◆ **PROMPT**: Go through the listing below and gather every line with the word "detached".

◆ **Records about charts and figures**:
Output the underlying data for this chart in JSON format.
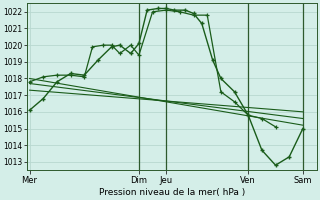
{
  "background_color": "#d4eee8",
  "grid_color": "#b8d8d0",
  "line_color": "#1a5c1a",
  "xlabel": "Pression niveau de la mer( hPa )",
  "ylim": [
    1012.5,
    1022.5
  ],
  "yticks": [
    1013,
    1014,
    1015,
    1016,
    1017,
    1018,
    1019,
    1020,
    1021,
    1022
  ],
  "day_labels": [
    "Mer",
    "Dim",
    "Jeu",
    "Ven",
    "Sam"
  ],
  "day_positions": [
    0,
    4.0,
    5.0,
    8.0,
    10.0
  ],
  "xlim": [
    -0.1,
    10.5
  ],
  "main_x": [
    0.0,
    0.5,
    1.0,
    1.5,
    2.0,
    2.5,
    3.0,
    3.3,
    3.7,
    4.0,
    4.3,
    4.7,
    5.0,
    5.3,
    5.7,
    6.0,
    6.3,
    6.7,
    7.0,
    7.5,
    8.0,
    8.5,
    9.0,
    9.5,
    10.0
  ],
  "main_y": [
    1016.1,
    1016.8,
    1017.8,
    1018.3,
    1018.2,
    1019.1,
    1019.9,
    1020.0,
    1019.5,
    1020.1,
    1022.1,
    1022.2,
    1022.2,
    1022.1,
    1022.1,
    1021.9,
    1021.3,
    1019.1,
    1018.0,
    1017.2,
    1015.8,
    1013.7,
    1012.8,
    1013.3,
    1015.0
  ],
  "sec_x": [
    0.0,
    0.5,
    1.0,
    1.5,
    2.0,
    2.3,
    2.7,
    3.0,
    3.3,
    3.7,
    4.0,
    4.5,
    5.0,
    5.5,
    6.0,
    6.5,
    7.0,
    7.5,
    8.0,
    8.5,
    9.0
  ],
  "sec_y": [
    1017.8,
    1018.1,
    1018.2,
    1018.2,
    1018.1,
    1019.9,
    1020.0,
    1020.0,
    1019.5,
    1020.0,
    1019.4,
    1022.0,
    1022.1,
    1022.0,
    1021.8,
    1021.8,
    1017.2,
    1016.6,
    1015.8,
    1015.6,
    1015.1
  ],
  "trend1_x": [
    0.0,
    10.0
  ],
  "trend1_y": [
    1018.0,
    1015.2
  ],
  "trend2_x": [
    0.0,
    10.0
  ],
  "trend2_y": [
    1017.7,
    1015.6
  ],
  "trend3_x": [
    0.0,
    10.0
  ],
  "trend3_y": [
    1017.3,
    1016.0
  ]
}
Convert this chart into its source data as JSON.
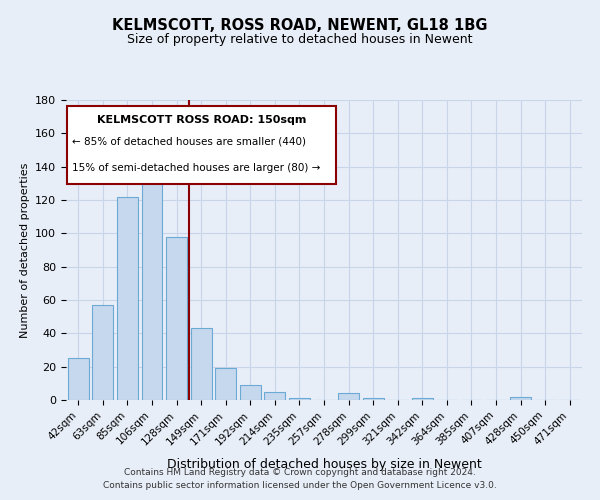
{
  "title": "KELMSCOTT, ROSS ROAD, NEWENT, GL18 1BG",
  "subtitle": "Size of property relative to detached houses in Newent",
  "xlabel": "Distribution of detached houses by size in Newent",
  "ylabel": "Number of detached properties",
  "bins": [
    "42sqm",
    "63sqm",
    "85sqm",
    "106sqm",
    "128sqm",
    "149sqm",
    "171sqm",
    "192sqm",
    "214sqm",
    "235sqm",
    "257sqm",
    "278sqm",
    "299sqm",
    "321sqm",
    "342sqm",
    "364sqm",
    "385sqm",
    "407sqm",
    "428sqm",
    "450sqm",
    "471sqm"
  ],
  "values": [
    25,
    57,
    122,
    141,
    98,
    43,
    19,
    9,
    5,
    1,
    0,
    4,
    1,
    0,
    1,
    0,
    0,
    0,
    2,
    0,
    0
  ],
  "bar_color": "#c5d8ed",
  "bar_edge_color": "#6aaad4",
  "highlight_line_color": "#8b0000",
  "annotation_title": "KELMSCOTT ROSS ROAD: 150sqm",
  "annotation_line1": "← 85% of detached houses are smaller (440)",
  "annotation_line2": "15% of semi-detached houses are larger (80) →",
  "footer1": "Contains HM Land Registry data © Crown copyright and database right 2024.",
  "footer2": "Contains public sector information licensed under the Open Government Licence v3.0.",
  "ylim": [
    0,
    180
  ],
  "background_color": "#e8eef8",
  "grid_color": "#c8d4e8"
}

---

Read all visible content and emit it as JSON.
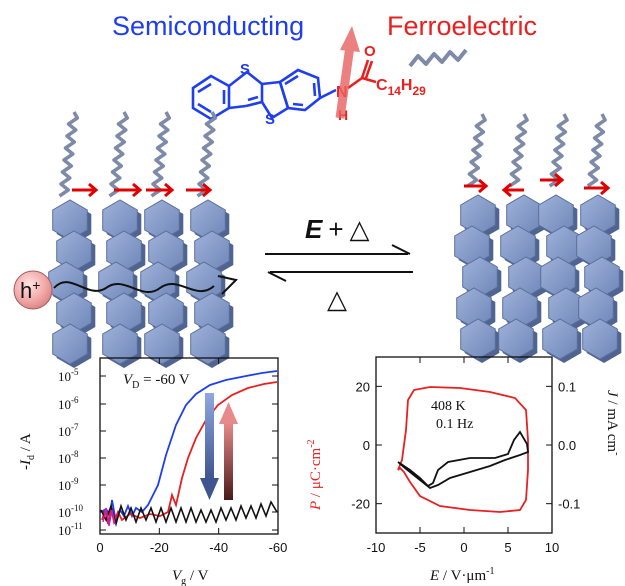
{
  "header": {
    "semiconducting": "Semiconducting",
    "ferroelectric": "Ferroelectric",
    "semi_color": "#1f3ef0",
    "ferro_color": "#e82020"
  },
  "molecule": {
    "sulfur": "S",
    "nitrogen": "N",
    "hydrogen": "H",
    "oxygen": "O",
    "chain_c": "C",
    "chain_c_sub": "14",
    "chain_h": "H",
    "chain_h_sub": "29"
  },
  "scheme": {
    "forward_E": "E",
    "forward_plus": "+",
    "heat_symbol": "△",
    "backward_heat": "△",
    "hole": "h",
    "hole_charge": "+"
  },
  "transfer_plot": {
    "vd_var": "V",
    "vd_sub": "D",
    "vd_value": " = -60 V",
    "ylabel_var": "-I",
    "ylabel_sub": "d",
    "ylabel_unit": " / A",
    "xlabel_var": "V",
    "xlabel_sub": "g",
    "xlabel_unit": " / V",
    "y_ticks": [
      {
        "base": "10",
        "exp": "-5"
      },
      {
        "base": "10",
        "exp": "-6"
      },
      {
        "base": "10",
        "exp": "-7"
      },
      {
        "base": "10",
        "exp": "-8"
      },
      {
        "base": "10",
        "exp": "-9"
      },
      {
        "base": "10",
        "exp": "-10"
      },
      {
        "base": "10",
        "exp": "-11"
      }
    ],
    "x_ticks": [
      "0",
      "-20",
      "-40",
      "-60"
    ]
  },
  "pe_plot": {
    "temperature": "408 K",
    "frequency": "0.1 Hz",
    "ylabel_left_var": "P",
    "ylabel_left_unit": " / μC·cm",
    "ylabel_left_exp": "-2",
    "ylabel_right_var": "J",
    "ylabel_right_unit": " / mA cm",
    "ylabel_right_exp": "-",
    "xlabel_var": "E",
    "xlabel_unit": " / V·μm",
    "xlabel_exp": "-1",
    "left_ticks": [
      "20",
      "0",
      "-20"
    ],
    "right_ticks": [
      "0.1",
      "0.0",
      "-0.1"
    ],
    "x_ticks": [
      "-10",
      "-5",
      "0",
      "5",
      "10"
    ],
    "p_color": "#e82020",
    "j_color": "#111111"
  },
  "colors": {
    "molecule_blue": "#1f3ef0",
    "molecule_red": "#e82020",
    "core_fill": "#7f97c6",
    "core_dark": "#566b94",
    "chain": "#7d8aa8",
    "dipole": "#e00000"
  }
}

◆ **FULL ANSWER**:
  "subtitle": "Size of property relative to detached houses in Newent",
  "xlabel": "Distribution of detached houses by size in Newent",
  "ylabel": "Number of detached properties",
  "annotation_line1": "← 85% of detached houses are smaller (440)",
  "annotation_line2": "15% of semi-detached houses are larger (80) →",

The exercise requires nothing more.